_DATA FOR THIS EXERCISE_

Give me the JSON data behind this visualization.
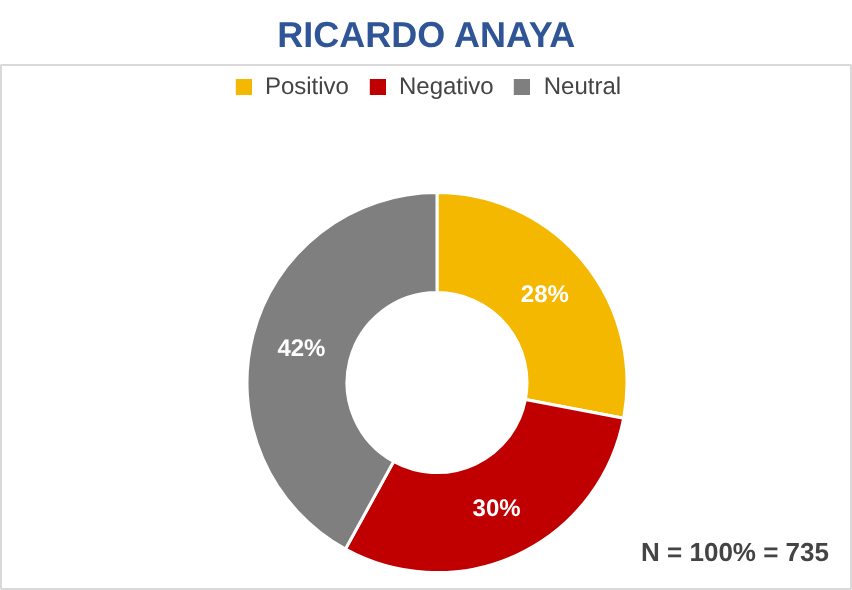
{
  "chart_data": {
    "type": "donut",
    "title": "RICARDO ANAYA",
    "categories": [
      "Positivo",
      "Negativo",
      "Neutral"
    ],
    "values": [
      28,
      30,
      42
    ],
    "colors": [
      "#f5b800",
      "#c00000",
      "#7f7f7f"
    ],
    "value_labels": [
      "28%",
      "30%",
      "42%"
    ],
    "legend": "top",
    "annotations": [
      "N = 100% = 735"
    ]
  }
}
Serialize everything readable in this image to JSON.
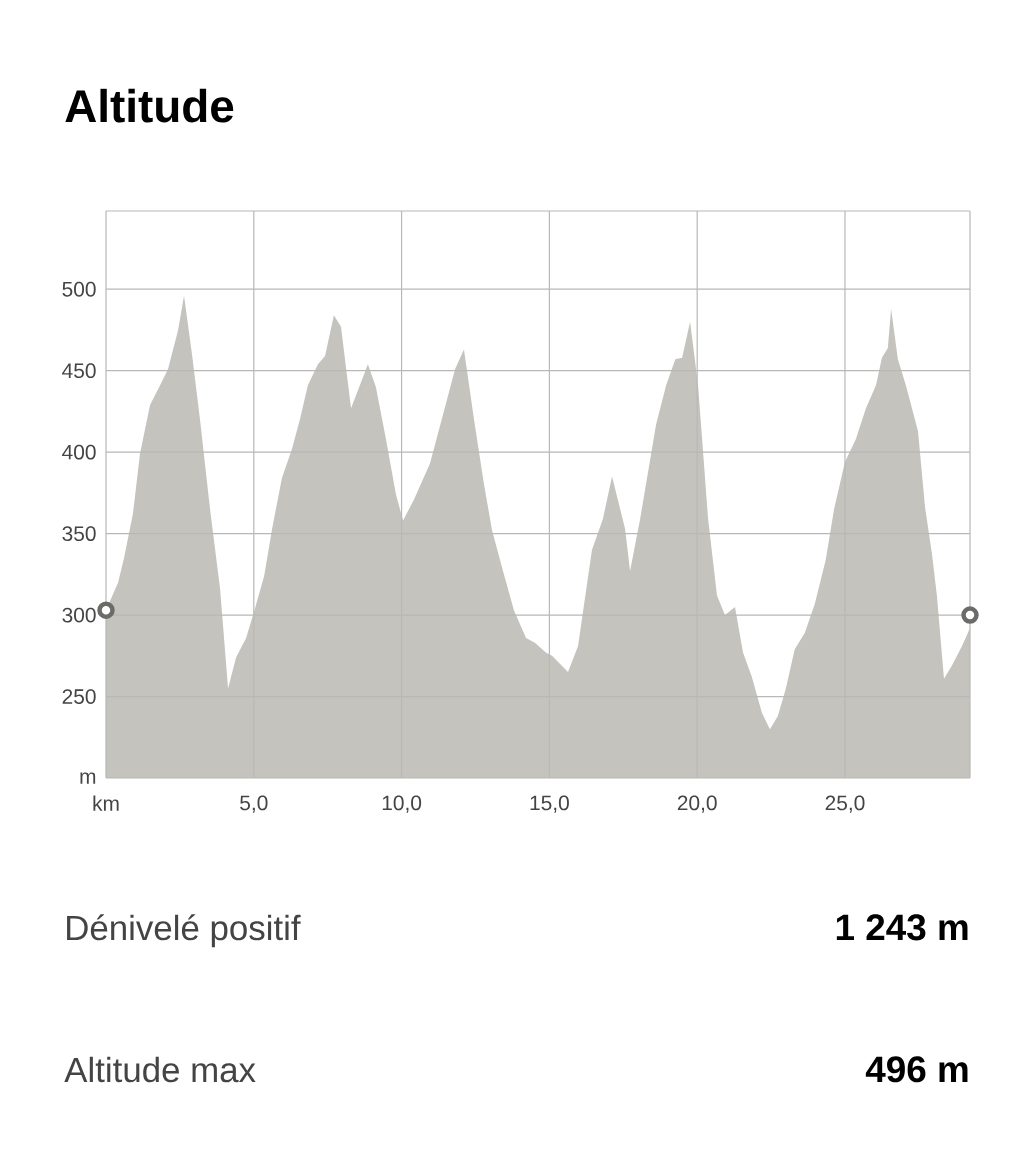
{
  "chart_data": {
    "type": "area",
    "title": "Altitude",
    "series": [
      {
        "color": "#c4c3be",
        "x": [
          0,
          0.41,
          0.61,
          0.91,
          1.15,
          1.49,
          1.83,
          2.1,
          2.44,
          2.64,
          2.91,
          3.18,
          3.52,
          3.86,
          4.13,
          4.4,
          4.74,
          5.04,
          5.35,
          5.62,
          5.95,
          6.29,
          6.56,
          6.83,
          7.17,
          7.41,
          7.71,
          7.95,
          8.29,
          8.59,
          8.86,
          9.13,
          9.47,
          9.81,
          10.05,
          10.42,
          10.96,
          11.4,
          11.81,
          12.11,
          12.45,
          12.79,
          13.06,
          13.4,
          13.8,
          14.21,
          14.51,
          14.88,
          15.09,
          15.63,
          15.97,
          16.44,
          16.81,
          17.12,
          17.56,
          17.73,
          18.07,
          18.61,
          18.95,
          19.26,
          19.49,
          19.76,
          20.03,
          20.37,
          20.67,
          20.94,
          21.28,
          21.55,
          21.85,
          22.19,
          22.46,
          22.73,
          23.0,
          23.3,
          23.64,
          23.98,
          24.35,
          24.63,
          25.0,
          25.37,
          25.71,
          26.05,
          26.25,
          26.45,
          26.56,
          26.79,
          27.06,
          27.47,
          27.71,
          27.94,
          28.11,
          28.35,
          28.62,
          28.96,
          29.23
        ],
        "values": [
          303,
          320,
          335,
          362,
          399,
          429,
          441,
          451,
          475,
          496,
          460,
          420,
          365,
          316,
          255,
          274,
          286,
          304,
          324,
          353,
          384,
          402,
          420,
          441,
          454,
          459,
          484,
          477,
          427,
          441,
          454,
          440,
          408,
          374,
          358,
          371,
          393,
          423,
          451,
          463,
          420,
          380,
          352,
          329,
          303,
          286,
          283,
          277,
          275,
          265,
          281,
          340,
          359,
          385,
          353,
          327,
          359,
          417,
          441,
          457,
          458,
          480,
          441,
          359,
          312,
          300,
          305,
          277,
          262,
          240,
          230,
          238,
          255,
          279,
          289,
          307,
          334,
          365,
          394,
          408,
          427,
          441,
          458,
          464,
          488,
          457,
          441,
          413,
          366,
          338,
          312,
          261,
          269,
          281,
          292
        ]
      },
      {
        "type": "scatter",
        "color": "#6b6b67",
        "marker": "circle",
        "x": [
          0,
          29.23
        ],
        "values": [
          303,
          300
        ]
      }
    ],
    "xlim": [
      0,
      29.23
    ],
    "ylim": [
      200,
      548
    ],
    "xticks": [
      {
        "value": 0,
        "label": "km"
      },
      {
        "value": 5,
        "label": "5,0"
      },
      {
        "value": 10,
        "label": "10,0"
      },
      {
        "value": 15,
        "label": "15,0"
      },
      {
        "value": 20,
        "label": "20,0"
      },
      {
        "value": 25,
        "label": "25,0"
      },
      {
        "value": 29.23,
        "label": null
      }
    ],
    "yticks": [
      {
        "value": 200,
        "label": "m"
      },
      250,
      300,
      350,
      400,
      450,
      500,
      {
        "value": 548,
        "label": null
      }
    ],
    "grid": true,
    "annotations": [
      "Dénivelé positif",
      "**1 243 m**",
      "Altitude max",
      "**496 m**"
    ]
  }
}
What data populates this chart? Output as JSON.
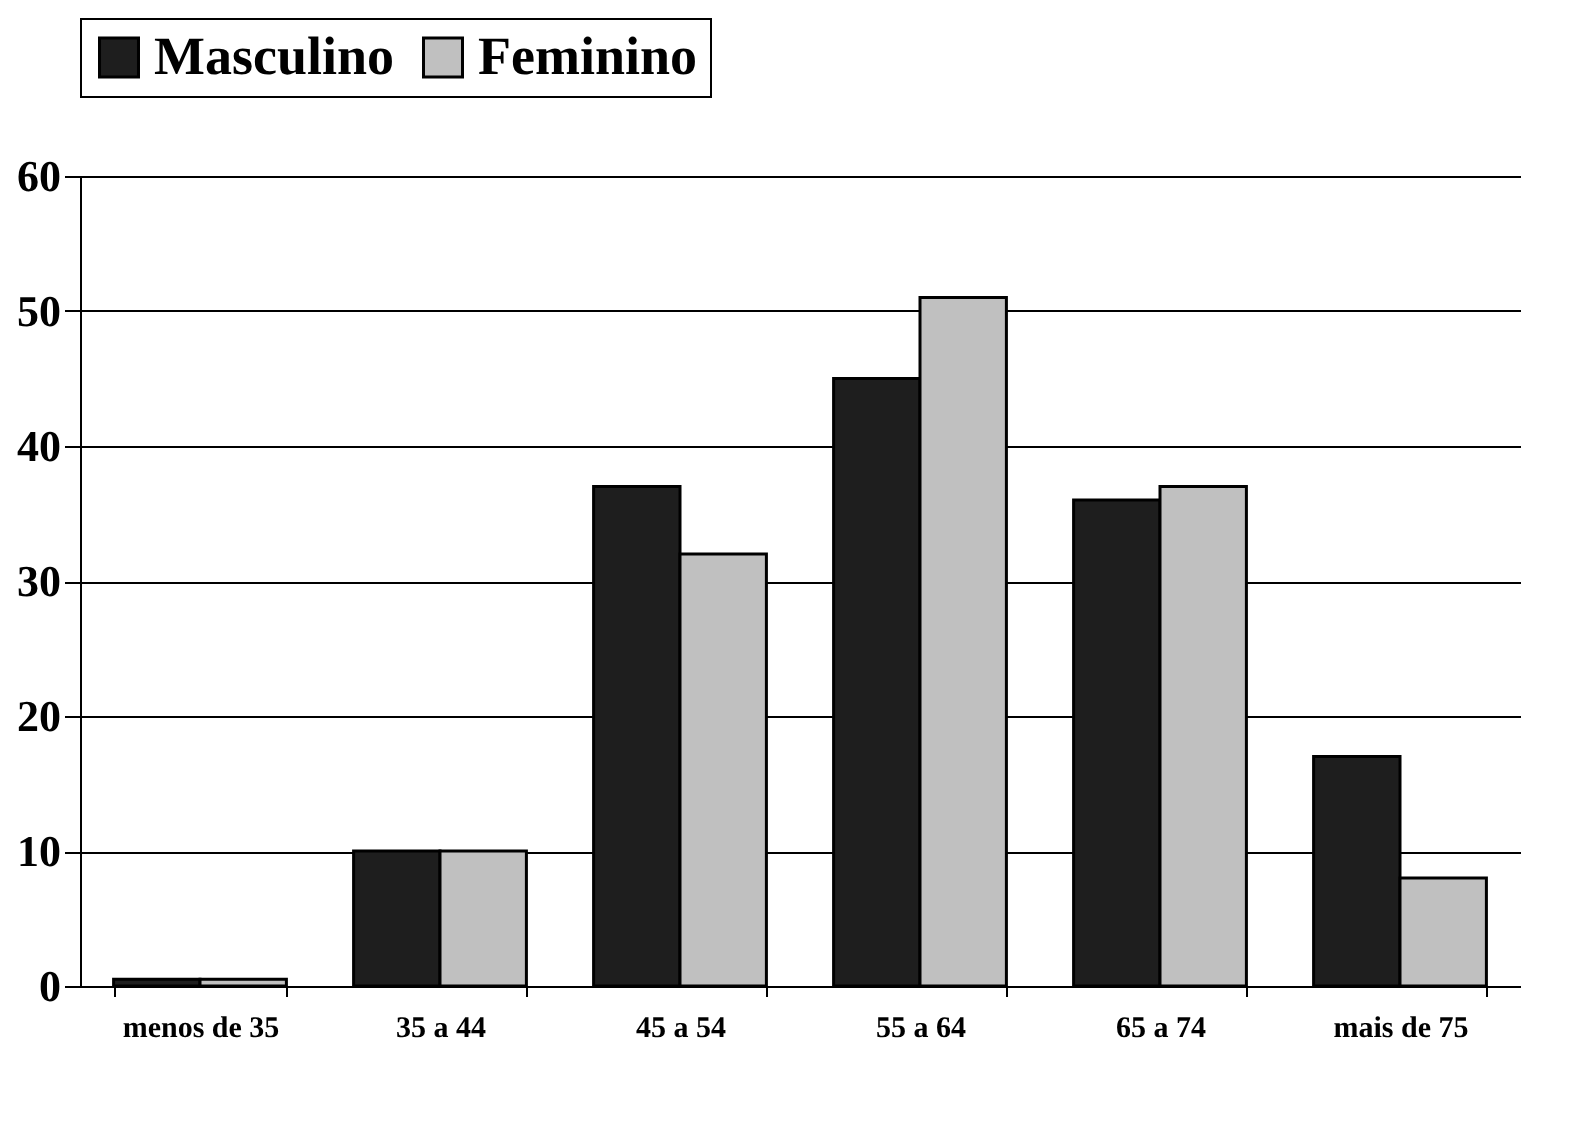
{
  "chart_data": {
    "type": "bar",
    "categories": [
      "menos de 35",
      "35 a 44",
      "45 a 54",
      "55 a 64",
      "65 a 74",
      "mais  de  75"
    ],
    "series": [
      {
        "name": "Masculino",
        "color": "#1e1e1e",
        "values": [
          0.5,
          10,
          37,
          45,
          36,
          17
        ]
      },
      {
        "name": "Feminino",
        "color": "#c0c0c0",
        "values": [
          0.5,
          10,
          32,
          51,
          37,
          8
        ]
      }
    ],
    "ylim": [
      0,
      60
    ],
    "yticks": [
      0,
      10,
      20,
      30,
      40,
      50,
      60
    ],
    "grid": "y",
    "legend": "top"
  }
}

_EXERCISE AIM_
Write out the listing above exactly as it stands, pictures excluded.

_TASK RESPONSE_
Give me the JSON data behind this visualization.
{
  "chart_data": {
    "type": "donut",
    "title": "RICARDO ANAYA",
    "categories": [
      "Positivo",
      "Negativo",
      "Neutral"
    ],
    "values": [
      28,
      30,
      42
    ],
    "colors": [
      "#f5b800",
      "#c00000",
      "#7f7f7f"
    ],
    "value_labels": [
      "28%",
      "30%",
      "42%"
    ],
    "legend": "top",
    "annotations": [
      "N = 100% = 735"
    ]
  }
}
Serialize everything readable in this image to JSON.
{
  "chart_data": {
    "type": "area",
    "title": "Altitude",
    "series": [
      {
        "color": "#c4c3be",
        "x": [
          0,
          0.41,
          0.61,
          0.91,
          1.15,
          1.49,
          1.83,
          2.1,
          2.44,
          2.64,
          2.91,
          3.18,
          3.52,
          3.86,
          4.13,
          4.4,
          4.74,
          5.04,
          5.35,
          5.62,
          5.95,
          6.29,
          6.56,
          6.83,
          7.17,
          7.41,
          7.71,
          7.95,
          8.29,
          8.59,
          8.86,
          9.13,
          9.47,
          9.81,
          10.05,
          10.42,
          10.96,
          11.4,
          11.81,
          12.11,
          12.45,
          12.79,
          13.06,
          13.4,
          13.8,
          14.21,
          14.51,
          14.88,
          15.09,
          15.63,
          15.97,
          16.44,
          16.81,
          17.12,
          17.56,
          17.73,
          18.07,
          18.61,
          18.95,
          19.26,
          19.49,
          19.76,
          20.03,
          20.37,
          20.67,
          20.94,
          21.28,
          21.55,
          21.85,
          22.19,
          22.46,
          22.73,
          23.0,
          23.3,
          23.64,
          23.98,
          24.35,
          24.63,
          25.0,
          25.37,
          25.71,
          26.05,
          26.25,
          26.45,
          26.56,
          26.79,
          27.06,
          27.47,
          27.71,
          27.94,
          28.11,
          28.35,
          28.62,
          28.96,
          29.23
        ],
        "values": [
          303,
          320,
          335,
          362,
          399,
          429,
          441,
          451,
          475,
          496,
          460,
          420,
          365,
          316,
          255,
          274,
          286,
          304,
          324,
          353,
          384,
          402,
          420,
          441,
          454,
          459,
          484,
          477,
          427,
          441,
          454,
          440,
          408,
          374,
          358,
          371,
          393,
          423,
          451,
          463,
          420,
          380,
          352,
          329,
          303,
          286,
          283,
          277,
          275,
          265,
          281,
          340,
          359,
          385,
          353,
          327,
          359,
          417,
          441,
          457,
          458,
          480,
          441,
          359,
          312,
          300,
          305,
          277,
          262,
          240,
          230,
          238,
          255,
          279,
          289,
          307,
          334,
          365,
          394,
          408,
          427,
          441,
          458,
          464,
          488,
          457,
          441,
          413,
          366,
          338,
          312,
          261,
          269,
          281,
          292
        ]
      },
      {
        "type": "scatter",
        "color": "#6b6b67",
        "marker": "circle",
        "x": [
          0,
          29.23
        ],
        "values": [
          303,
          300
        ]
      }
    ],
    "xlim": [
      0,
      29.23
    ],
    "ylim": [
      200,
      548
    ],
    "xticks": [
      {
        "value": 0,
        "label": "km"
      },
      {
        "value": 5,
        "label": "5,0"
      },
      {
        "value": 10,
        "label": "10,0"
      },
      {
        "value": 15,
        "label": "15,0"
      },
      {
        "value": 20,
        "label": "20,0"
      },
      {
        "value": 25,
        "label": "25,0"
      },
      {
        "value": 29.23,
        "label": null
      }
    ],
    "yticks": [
      {
        "value": 200,
        "label": "m"
      },
      250,
      300,
      350,
      400,
      450,
      500,
      {
        "value": 548,
        "label": null
      }
    ],
    "grid": true,
    "annotations": [
      "Dénivelé positif",
      "**1 243 m**",
      "Altitude max",
      "**496 m**"
    ]
  }
}
What data populates this chart? Output as JSON.
{
  "chart_data": {
    "type": "bar",
    "categories": [
      "menos de 35",
      "35 a 44",
      "45 a 54",
      "55 a 64",
      "65 a 74",
      "mais  de  75"
    ],
    "series": [
      {
        "name": "Masculino",
        "color": "#1e1e1e",
        "values": [
          0.5,
          10,
          37,
          45,
          36,
          17
        ]
      },
      {
        "name": "Feminino",
        "color": "#c0c0c0",
        "values": [
          0.5,
          10,
          32,
          51,
          37,
          8
        ]
      }
    ],
    "ylim": [
      0,
      60
    ],
    "yticks": [
      0,
      10,
      20,
      30,
      40,
      50,
      60
    ],
    "grid": "y",
    "legend": "top"
  }
}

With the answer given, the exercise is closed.